* [RECORDS SUPPLIED]
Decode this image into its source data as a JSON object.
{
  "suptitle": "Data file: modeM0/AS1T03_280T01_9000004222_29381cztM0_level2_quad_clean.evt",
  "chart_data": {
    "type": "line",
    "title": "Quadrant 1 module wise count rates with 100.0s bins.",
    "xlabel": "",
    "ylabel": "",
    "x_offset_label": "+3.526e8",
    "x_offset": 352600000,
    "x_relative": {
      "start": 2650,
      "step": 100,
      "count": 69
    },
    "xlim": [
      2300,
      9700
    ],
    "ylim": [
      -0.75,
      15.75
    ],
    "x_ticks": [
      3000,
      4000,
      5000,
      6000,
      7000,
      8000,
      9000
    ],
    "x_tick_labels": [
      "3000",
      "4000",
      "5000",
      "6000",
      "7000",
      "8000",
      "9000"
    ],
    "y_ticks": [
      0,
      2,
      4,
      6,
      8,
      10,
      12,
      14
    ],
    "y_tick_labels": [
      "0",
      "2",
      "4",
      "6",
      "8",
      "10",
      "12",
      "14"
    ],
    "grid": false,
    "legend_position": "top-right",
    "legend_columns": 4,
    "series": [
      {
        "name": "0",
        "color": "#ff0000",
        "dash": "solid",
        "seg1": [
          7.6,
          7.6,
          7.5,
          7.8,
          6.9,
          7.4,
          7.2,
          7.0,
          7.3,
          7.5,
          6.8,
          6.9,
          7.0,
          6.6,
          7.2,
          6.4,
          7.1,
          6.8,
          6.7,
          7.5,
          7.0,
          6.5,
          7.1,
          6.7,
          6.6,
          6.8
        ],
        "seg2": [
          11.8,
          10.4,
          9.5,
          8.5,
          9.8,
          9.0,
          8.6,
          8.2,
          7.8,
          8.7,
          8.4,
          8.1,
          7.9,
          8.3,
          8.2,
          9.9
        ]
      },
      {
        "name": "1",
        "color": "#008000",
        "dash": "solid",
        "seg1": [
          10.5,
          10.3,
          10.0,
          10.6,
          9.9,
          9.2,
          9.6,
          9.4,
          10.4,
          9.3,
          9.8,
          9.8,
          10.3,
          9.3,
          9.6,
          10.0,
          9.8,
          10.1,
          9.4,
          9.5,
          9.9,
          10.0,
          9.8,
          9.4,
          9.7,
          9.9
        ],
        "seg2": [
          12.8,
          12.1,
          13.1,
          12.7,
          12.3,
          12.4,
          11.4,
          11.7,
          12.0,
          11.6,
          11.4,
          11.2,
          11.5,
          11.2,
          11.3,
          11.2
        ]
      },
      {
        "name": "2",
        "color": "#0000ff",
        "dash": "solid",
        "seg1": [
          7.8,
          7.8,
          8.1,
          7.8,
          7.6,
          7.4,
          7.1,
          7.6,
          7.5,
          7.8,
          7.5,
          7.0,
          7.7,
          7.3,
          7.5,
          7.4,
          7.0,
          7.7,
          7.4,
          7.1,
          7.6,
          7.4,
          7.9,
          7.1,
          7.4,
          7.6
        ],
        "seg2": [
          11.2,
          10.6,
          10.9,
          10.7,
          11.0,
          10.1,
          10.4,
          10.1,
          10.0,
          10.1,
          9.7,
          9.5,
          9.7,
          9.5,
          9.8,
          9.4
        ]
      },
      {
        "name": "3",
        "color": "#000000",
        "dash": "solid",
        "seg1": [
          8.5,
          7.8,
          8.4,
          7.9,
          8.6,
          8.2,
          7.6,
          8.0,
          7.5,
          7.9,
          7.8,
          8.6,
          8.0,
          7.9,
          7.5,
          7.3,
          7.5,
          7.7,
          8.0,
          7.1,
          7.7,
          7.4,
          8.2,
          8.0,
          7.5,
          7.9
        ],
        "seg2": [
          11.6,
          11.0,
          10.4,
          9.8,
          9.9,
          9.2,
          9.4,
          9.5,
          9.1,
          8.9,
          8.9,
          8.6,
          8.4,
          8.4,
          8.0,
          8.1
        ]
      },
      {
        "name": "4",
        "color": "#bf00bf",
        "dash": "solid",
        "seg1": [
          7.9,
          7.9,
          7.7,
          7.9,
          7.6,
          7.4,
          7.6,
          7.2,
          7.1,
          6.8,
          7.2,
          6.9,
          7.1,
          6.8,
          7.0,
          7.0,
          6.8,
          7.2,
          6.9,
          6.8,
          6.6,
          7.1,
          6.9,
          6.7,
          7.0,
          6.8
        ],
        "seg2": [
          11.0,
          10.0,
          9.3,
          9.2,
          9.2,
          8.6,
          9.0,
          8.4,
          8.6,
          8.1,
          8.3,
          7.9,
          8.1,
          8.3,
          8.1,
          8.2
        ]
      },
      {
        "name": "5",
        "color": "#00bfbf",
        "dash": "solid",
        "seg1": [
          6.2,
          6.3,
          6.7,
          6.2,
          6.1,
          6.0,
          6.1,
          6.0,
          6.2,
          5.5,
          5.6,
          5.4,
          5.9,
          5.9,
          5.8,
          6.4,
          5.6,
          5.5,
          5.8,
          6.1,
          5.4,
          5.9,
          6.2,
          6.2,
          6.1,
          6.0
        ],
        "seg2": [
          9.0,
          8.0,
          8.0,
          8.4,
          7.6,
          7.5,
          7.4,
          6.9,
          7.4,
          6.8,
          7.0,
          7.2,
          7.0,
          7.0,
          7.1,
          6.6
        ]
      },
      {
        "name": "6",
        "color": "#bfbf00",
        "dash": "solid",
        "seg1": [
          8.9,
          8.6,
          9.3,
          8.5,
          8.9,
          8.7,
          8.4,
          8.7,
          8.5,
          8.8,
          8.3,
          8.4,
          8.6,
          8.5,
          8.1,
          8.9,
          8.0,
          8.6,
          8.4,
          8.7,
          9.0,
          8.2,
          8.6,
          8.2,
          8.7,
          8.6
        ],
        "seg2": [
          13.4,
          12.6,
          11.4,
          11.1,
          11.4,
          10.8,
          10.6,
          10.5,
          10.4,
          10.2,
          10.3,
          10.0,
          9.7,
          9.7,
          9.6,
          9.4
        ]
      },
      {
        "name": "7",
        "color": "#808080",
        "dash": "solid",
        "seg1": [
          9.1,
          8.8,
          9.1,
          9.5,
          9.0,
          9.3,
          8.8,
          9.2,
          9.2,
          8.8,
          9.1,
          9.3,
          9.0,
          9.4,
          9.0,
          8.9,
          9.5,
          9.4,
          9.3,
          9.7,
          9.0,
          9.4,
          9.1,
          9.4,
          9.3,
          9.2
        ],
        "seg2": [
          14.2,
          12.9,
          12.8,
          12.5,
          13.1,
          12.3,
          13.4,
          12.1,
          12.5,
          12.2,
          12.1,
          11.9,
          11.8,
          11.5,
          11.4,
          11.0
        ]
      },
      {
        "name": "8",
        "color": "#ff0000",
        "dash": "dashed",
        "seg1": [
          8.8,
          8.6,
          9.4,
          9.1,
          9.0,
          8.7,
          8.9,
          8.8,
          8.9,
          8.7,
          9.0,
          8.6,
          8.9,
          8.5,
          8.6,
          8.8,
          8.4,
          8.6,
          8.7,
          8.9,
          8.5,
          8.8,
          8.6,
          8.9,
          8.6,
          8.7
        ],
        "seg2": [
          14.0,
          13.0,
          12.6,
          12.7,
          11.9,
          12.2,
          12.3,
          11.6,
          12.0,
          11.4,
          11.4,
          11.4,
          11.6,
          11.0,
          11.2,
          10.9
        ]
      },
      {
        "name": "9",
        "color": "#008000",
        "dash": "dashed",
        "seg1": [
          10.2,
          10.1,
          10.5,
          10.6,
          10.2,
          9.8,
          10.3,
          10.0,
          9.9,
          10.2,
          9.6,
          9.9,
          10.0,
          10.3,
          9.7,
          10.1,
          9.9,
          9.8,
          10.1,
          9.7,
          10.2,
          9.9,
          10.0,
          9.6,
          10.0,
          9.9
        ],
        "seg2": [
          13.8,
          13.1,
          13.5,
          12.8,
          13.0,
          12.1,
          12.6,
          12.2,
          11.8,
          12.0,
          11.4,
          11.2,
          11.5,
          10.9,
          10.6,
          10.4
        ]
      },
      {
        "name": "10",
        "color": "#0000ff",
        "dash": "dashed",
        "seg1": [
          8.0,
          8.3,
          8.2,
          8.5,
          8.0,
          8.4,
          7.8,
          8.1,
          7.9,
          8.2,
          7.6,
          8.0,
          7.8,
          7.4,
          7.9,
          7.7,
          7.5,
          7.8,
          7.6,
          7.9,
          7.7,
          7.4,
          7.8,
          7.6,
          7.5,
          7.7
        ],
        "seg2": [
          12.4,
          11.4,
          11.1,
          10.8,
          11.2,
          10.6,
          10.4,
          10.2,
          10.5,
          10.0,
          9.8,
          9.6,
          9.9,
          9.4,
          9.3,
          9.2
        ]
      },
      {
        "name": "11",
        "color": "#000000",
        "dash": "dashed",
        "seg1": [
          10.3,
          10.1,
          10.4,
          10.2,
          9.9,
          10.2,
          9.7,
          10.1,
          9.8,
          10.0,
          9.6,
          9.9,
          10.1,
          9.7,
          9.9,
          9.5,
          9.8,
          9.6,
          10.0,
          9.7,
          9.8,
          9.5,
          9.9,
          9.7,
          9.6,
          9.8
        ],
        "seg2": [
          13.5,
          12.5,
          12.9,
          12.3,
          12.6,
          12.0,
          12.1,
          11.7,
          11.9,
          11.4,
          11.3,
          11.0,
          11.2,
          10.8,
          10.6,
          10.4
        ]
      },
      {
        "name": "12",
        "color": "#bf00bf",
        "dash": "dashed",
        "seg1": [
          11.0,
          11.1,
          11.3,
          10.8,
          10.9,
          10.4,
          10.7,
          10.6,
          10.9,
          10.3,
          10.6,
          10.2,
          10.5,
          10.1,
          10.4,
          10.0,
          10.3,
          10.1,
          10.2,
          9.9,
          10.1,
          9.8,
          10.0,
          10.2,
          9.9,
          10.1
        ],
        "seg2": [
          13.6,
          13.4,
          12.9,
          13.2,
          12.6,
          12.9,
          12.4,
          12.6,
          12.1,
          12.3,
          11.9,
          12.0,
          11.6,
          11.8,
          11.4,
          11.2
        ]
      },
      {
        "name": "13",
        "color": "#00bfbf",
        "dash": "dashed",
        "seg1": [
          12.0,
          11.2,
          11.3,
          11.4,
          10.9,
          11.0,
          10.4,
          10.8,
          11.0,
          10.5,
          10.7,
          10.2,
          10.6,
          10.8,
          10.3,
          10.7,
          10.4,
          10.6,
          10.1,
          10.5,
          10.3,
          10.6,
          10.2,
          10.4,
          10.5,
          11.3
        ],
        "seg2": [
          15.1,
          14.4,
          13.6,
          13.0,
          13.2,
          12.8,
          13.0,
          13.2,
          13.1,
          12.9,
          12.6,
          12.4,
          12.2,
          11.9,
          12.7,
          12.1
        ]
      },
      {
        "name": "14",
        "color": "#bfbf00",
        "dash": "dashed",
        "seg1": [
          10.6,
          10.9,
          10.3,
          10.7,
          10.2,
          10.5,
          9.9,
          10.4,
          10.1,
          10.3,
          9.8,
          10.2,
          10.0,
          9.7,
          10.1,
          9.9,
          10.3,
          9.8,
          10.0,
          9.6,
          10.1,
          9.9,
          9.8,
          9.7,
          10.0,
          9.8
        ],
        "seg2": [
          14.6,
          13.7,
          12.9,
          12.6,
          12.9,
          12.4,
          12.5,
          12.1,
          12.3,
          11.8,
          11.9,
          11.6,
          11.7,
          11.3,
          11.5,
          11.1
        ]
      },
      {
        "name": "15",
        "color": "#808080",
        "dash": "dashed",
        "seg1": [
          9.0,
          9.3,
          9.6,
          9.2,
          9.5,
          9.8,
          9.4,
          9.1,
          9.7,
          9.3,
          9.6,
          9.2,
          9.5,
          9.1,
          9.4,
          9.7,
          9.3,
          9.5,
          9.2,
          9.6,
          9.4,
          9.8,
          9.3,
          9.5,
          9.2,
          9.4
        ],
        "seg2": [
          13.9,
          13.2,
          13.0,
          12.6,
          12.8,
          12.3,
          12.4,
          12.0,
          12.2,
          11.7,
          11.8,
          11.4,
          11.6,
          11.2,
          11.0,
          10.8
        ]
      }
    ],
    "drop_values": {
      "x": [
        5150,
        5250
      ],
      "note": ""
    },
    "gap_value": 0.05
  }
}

* [EXERCISE BRIEF]
From the data above, copy each line where the string "count" appears.

* [TASK RESPONSE]
    "title": "Quadrant 1 module wise count rates with 100.0s bins.",
      "count": 69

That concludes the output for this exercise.